Directions for this task: Answer with one number: the count of lines in this material that hold the word "comments".

Stored entries:
-- START --

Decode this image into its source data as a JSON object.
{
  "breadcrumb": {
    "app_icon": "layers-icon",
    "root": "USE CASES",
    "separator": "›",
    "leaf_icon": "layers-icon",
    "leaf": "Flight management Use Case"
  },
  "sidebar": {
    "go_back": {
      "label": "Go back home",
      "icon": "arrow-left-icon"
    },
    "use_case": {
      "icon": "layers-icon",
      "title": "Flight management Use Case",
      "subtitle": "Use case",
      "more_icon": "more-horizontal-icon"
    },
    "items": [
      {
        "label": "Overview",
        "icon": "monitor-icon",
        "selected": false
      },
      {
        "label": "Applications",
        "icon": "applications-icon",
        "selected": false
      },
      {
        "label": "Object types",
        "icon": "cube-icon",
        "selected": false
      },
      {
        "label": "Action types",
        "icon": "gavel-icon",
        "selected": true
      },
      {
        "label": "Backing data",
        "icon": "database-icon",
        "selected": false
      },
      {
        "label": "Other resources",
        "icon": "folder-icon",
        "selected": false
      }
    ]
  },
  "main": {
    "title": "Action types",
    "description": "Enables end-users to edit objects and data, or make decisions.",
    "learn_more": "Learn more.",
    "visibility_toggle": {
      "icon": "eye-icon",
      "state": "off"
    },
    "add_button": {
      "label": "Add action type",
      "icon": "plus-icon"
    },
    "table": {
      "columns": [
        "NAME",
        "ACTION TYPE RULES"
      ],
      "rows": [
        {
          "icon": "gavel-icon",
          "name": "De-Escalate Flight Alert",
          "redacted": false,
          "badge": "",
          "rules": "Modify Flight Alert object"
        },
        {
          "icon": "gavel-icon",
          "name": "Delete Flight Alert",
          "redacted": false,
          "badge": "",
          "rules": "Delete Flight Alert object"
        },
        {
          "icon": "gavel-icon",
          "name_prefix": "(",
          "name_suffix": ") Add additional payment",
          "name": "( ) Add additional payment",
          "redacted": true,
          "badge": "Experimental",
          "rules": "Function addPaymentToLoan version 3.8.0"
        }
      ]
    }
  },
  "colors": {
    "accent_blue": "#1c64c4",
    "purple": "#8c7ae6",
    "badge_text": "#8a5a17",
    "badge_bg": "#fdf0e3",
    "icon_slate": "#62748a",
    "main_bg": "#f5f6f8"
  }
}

-- END --
-- START --

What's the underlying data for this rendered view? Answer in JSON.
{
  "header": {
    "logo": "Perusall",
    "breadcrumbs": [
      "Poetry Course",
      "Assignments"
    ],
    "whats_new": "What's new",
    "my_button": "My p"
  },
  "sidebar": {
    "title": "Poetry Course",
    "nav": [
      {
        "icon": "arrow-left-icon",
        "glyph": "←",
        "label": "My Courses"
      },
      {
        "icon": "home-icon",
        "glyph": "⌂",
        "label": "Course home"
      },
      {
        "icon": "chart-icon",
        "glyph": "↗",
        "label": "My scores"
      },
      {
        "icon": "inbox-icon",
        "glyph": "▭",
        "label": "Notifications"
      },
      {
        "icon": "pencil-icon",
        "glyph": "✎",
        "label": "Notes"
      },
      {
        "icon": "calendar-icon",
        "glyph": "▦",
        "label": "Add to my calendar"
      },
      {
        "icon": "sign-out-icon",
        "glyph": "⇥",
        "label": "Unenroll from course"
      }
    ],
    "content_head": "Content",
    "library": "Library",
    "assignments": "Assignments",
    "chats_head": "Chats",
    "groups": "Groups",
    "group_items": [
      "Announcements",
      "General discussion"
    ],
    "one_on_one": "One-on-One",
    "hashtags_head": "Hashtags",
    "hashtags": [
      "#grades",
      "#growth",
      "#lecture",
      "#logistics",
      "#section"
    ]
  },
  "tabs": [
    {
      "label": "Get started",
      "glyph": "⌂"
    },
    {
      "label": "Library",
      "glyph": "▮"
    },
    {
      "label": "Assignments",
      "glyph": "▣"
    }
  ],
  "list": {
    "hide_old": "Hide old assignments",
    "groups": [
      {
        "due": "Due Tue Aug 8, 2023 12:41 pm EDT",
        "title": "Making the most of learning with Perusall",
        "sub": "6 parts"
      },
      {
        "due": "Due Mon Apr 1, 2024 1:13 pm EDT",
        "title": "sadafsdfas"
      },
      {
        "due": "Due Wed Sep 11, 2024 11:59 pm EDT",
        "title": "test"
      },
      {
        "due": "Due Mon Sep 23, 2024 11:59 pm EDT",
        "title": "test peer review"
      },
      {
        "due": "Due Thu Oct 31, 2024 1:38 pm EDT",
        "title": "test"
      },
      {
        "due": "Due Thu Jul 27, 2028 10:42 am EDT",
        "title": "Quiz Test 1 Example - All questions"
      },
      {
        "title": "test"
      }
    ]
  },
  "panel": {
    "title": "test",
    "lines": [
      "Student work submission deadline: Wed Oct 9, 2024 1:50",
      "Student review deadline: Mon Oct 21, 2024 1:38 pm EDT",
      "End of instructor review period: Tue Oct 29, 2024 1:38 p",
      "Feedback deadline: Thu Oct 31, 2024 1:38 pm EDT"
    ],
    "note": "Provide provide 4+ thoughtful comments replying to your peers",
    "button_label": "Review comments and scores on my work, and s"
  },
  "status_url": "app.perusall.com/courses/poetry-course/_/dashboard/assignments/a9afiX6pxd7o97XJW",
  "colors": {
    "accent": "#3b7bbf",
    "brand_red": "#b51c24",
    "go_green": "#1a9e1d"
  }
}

-- END --

Output for this task: 2